Your task: Reproduce a passage from the article on Apple and McLaren word for word. Begin at "Just think about" and stop after "other business ventures.".

Document extract:

__________________________________________________

Why Apple and McLaren Should Probably Not Hook Up

McLaren X1 Concept and Apple logo 1 photo
Photo: McLaren/Apple edited by autoevolution
At first glance, probably everyone believed that this could be one of those “marriages made in heaven,” with only but winners to emerge from a buyout of McLaren by a giant like Apple.
Truthfully, I almost had a similar reaction upon reading the Financial Times report, whose main idea has been since refuted by McLaren in a very elegant manner. On one side, we have a company so rich that has a cash reserve larger than the GDP of whole countries. On the other, McLaren Technology Group consists of a number of businesses that most would say have achieved excellence in almost every field they touched.

For those not exactly in the know, McLaren is not just a supercar maker and a successful Formula 1 team with pedigree, since the McLaren Technology Group is actually a conglomerate of five businesses and partnerships.

This means that if Apple would ever decide to spend a tiny little snippet of those 200+ billion dollars it has on hand just to venture into the automotive business, there are considerably worse choices than McLaren.

Just think about it. Apple is mostly known for its i-branded lines of iconic consumer electronics and software, and those are the products it bases its ginormous fortune on. That said, times change, and so does consumer behavior, so Apple is slowly but surely trying to keep a grasp on its sizable amount of customers and even increase it via other business ventures.

__________________________________________________

Stored entries:

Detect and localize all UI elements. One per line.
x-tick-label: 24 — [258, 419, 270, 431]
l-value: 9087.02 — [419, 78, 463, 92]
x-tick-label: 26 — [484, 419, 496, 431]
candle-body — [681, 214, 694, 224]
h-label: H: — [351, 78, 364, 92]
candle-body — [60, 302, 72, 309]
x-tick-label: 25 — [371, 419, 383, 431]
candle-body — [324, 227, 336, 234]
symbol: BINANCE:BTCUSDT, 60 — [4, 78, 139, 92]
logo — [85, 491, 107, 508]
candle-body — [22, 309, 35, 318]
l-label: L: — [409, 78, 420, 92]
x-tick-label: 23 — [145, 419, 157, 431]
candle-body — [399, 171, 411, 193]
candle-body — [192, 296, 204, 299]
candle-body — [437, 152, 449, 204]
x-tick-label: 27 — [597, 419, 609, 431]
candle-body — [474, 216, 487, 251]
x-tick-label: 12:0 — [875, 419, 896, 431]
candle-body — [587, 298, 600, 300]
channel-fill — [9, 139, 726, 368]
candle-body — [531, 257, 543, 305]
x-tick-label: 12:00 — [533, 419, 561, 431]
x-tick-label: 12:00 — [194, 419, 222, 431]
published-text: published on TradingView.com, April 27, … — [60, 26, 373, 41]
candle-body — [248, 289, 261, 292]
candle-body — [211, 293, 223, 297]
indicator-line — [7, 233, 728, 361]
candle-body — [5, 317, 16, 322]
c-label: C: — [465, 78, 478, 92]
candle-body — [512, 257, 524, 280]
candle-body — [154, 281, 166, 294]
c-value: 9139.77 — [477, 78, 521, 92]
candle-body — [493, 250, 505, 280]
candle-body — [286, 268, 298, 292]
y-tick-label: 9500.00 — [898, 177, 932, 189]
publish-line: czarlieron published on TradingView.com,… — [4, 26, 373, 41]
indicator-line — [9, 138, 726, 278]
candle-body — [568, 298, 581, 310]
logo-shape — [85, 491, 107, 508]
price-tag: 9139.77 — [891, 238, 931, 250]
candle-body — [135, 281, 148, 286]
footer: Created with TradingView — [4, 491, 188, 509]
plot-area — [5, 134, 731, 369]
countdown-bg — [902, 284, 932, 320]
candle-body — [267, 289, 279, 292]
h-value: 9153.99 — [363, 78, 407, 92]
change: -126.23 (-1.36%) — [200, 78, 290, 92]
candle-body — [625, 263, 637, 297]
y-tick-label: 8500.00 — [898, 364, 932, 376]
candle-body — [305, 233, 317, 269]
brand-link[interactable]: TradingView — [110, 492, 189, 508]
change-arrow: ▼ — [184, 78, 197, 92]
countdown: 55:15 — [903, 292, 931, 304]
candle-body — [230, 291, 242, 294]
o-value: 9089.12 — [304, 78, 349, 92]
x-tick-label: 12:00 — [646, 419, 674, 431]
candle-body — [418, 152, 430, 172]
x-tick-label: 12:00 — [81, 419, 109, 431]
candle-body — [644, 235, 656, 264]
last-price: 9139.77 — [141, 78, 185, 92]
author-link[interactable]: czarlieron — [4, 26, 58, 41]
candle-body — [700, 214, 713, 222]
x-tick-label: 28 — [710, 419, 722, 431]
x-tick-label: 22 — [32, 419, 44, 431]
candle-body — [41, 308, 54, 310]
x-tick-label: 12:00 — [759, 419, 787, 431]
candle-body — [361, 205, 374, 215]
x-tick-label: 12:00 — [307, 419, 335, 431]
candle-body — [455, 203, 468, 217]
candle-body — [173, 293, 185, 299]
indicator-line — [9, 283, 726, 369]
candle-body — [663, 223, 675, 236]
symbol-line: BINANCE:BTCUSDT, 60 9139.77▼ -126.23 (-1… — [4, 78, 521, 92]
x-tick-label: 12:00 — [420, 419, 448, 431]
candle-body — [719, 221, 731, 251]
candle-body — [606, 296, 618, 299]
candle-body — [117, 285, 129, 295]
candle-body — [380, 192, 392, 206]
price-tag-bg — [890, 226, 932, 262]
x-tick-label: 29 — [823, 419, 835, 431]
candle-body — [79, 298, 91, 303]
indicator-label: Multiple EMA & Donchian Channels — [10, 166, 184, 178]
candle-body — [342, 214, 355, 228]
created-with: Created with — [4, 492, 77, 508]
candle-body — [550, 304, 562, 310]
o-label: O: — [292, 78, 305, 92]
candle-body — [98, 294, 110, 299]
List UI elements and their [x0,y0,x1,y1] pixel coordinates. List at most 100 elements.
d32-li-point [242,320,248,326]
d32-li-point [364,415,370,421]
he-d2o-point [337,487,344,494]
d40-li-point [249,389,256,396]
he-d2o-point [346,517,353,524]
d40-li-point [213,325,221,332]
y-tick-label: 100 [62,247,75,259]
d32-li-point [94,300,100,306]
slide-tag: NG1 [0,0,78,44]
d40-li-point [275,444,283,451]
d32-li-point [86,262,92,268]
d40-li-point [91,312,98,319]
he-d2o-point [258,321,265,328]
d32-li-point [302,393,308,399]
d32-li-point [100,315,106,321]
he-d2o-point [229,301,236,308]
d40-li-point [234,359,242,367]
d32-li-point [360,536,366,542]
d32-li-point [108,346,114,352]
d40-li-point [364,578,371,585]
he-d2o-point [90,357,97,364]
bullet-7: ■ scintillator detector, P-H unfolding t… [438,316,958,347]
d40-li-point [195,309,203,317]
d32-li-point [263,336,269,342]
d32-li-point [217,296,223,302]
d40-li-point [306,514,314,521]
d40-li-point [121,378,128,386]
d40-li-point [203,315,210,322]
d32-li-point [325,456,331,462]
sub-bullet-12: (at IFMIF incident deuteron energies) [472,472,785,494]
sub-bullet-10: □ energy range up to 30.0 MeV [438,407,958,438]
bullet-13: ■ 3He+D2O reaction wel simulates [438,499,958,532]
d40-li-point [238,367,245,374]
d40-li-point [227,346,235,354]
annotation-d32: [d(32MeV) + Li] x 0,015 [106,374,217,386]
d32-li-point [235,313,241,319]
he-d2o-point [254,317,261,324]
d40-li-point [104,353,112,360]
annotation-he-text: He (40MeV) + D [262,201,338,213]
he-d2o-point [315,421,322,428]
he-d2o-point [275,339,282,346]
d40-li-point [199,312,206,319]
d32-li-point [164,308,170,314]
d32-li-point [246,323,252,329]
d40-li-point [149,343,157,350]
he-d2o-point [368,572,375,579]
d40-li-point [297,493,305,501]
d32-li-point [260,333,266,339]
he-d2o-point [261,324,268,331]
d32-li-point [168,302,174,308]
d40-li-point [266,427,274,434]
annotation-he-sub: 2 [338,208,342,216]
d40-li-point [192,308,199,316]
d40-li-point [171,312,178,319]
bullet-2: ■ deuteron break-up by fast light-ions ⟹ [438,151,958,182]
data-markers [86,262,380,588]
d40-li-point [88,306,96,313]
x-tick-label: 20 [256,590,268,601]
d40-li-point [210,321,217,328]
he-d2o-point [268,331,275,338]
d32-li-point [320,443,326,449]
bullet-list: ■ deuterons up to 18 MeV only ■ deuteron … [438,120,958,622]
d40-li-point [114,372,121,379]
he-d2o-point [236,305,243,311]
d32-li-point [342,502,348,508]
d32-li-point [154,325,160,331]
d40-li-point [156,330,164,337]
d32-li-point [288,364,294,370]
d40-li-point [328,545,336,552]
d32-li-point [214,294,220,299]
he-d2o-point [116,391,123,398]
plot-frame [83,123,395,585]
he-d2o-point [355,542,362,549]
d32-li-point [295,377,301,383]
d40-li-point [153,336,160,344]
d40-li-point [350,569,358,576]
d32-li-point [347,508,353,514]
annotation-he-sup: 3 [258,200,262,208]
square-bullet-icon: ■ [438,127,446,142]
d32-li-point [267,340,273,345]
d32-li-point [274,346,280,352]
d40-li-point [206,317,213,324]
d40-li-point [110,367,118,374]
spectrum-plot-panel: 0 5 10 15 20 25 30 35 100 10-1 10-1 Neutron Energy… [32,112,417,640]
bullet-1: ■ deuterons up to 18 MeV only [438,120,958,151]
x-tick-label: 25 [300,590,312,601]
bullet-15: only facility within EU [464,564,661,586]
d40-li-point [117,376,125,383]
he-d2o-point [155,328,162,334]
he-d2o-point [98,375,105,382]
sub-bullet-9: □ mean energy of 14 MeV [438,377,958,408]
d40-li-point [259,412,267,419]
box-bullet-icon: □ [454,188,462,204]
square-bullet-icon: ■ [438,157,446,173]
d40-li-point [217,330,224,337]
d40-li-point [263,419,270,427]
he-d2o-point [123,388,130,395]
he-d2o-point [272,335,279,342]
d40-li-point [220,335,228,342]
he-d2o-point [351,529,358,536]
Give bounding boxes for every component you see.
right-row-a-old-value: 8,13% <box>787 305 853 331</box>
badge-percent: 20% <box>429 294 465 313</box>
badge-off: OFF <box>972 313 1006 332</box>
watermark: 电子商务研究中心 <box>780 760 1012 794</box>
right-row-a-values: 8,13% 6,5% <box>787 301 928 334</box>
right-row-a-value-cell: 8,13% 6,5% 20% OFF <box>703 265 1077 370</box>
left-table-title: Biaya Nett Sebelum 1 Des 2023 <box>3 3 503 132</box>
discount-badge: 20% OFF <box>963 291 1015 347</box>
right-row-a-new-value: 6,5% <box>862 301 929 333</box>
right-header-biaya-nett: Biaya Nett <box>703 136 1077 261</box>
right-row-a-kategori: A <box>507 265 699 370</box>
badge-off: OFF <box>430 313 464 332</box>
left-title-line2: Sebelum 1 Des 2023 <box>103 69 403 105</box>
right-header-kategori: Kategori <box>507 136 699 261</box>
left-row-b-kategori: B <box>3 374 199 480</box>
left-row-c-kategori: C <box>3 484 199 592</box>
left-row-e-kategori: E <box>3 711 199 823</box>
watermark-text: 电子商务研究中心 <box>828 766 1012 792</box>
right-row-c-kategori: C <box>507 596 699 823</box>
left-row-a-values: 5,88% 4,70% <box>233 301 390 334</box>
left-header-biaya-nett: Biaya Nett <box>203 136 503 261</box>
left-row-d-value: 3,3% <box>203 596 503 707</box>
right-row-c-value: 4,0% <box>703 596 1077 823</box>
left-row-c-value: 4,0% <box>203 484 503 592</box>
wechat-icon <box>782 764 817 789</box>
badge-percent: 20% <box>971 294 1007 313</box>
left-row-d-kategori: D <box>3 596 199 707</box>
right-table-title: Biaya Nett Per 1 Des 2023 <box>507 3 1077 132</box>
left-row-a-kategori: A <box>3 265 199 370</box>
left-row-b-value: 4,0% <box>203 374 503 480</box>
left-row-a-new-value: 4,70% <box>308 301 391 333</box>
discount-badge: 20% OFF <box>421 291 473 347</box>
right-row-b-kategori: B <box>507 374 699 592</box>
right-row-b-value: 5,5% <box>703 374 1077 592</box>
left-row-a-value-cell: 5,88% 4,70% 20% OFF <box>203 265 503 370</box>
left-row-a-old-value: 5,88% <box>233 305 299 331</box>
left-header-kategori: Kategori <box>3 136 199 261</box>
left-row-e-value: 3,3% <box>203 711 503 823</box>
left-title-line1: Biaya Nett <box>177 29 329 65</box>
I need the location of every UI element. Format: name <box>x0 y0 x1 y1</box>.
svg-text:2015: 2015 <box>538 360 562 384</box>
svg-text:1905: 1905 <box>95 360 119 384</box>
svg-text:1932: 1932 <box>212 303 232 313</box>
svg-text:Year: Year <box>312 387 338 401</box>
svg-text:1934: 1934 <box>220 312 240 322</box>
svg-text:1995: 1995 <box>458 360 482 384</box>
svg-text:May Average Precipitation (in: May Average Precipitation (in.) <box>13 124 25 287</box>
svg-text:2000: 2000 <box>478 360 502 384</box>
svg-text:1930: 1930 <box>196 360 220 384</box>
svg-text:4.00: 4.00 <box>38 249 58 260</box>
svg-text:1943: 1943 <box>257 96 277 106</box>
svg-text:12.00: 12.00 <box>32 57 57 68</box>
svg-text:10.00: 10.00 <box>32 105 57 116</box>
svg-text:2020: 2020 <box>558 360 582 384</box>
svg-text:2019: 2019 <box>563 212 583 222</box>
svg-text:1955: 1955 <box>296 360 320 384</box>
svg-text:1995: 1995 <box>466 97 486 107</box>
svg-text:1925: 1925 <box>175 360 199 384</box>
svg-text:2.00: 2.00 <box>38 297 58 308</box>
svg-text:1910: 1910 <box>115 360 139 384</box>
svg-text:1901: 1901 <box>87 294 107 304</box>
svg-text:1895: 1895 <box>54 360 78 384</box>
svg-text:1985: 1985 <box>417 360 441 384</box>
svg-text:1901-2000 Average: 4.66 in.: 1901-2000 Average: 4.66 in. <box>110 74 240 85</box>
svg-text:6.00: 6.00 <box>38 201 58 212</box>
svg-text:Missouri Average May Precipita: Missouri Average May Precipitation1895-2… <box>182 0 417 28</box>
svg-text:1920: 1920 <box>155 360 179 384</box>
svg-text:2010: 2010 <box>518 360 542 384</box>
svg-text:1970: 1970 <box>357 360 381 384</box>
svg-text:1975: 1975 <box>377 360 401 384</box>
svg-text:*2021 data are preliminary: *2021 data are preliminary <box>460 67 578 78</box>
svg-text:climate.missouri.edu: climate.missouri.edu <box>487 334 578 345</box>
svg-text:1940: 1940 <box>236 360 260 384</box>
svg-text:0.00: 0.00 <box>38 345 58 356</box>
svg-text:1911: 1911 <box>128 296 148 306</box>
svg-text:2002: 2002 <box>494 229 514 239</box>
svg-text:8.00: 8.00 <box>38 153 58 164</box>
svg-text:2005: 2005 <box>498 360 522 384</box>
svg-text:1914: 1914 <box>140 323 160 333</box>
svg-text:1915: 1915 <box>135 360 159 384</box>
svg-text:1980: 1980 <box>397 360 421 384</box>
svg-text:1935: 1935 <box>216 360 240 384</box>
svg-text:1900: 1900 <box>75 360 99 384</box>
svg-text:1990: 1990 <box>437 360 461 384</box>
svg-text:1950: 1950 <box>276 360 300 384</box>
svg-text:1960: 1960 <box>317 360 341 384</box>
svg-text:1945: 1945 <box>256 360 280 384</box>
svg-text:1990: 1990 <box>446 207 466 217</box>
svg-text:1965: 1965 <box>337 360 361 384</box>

__________________________________________________

Result:
Just think about it. Apple is mostly known for its i-branded lines of iconic consumer electronics and software, and those are the products it bases its ginormous fortune on. That said, times change, and so does consumer behavior, so Apple is slowly but surely trying to keep a grasp on its sizable amount of customers and even increase it via other business ventures.